WHAT NEEDS TO BE DONE:
Faithfully return all lines, omitting every embedded picture.

[Data entries]
# # # #

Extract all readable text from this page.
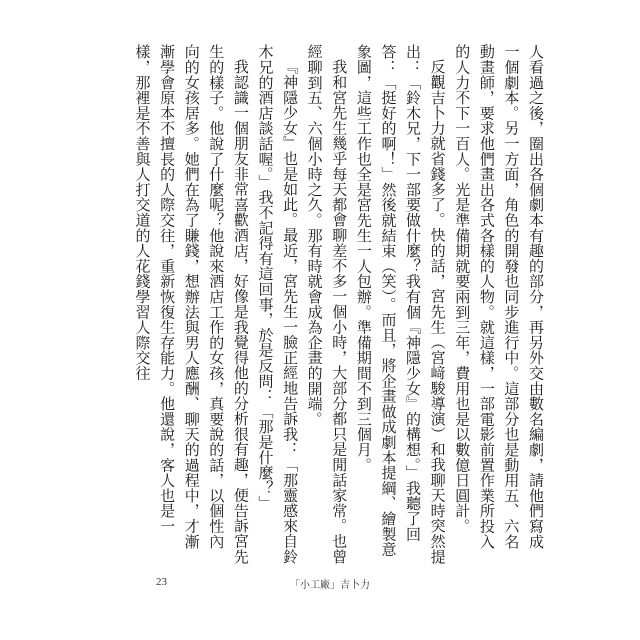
人看過之後，圈出各個劇本有趣的部分，再另外交由數名編劇，請他們寫成一個劇本。另一方面，角色的開發也同步進行中。這部分也是動用五、六名動畫師，要求他們畫出各式各樣的人物。就這樣，一部電影前置作業所投入的人力不下一百人。光是準備期就要兩到三年，費用也是以數億日圓計。

反觀吉卜力就省錢多了。快的話，宮先生（宮﨑駿導演）和我聊天時突然提出：「鈴木兄，下一部要做什麼？我有個『神隱少女』的構想。」我聽了回答：「挺好的啊！」然後就結束（笑）。而且，將企畫做成劇本提綱、繪製意象圖，這些工作也全是宮先生一人包辦。準備期間不到三個月。

我和宮先生幾乎每天都會聊差不多一個小時，大部分都只是閒話家常。也曾經聊到五、六個小時之久。那有時就會成為企畫的開端。

『神隱少女』也是如此。最近，宮先生一臉正經地告訴我：「那靈感來自鈴木兄的酒店談話喔。」我不記得有這回事，於是反問：「那是什麼？」

我認識一個朋友非常喜歡酒店，好像是我覺得他的分析很有趣，便告訴宮先生的樣子。他說了什麼呢？他說來酒店工作的女孩，真要說的話，以個性內向的女孩居多。她們在為了賺錢，想辦法與男人應酬、聊天的過程中，才漸漸學會原本不擅長的人際交往，重新恢復生存能力。他還說，客人也是一樣，那裡是不善與人打交道的人花錢學習人際交往

23	「小工廠」吉卜力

# # # #

ANSWER TO THE TASK:
Extract all readable text from this page.
人看過之後，圈出各個劇本有趣的部分，再另外交由數名編劇，請他們寫成一個劇本。另一方面，角色的開發也同步進行中。這部分也是動用五、六名動畫師，要求他們畫出各式各樣的人物。就這樣，一部電影前置作業所投入的人力不下一百人。光是準備期就要兩到三年，費用也是以數億日圓計。

反觀吉卜力就省錢多了。快的話，宮先生（宮﨑駿導演）和我聊天時突然提出：「鈴木兄，下一部要做什麼？我有個『神隱少女』的構想。」我聽了回答：「挺好的啊！」然後就結束（笑）。而且，將企畫做成劇本提綱、繪製意象圖，這些工作也全是宮先生一人包辦。準備期間不到三個月。

我和宮先生幾乎每天都會聊差不多一個小時，大部分都只是閒話家常。也曾經聊到五、六個小時之久。那有時就會成為企畫的開端。

『神隱少女』也是如此。最近，宮先生一臉正經地告訴我：「那靈感來自鈴木兄的酒店談話喔。」我不記得有這回事，於是反問：「那是什麼？」

我認識一個朋友非常喜歡酒店，好像是我覺得他的分析很有趣，便告訴宮先生的樣子。他說了什麼呢？他說來酒店工作的女孩，真要說的話，以個性內向的女孩居多。她們在為了賺錢，想辦法與男人應酬、聊天的過程中，才漸漸學會原本不擅長的人際交往，重新恢復生存能力。他還說，客人也是一樣，那裡是不善與人打交道的人花錢學習人際交往

23	「小工廠」吉卜力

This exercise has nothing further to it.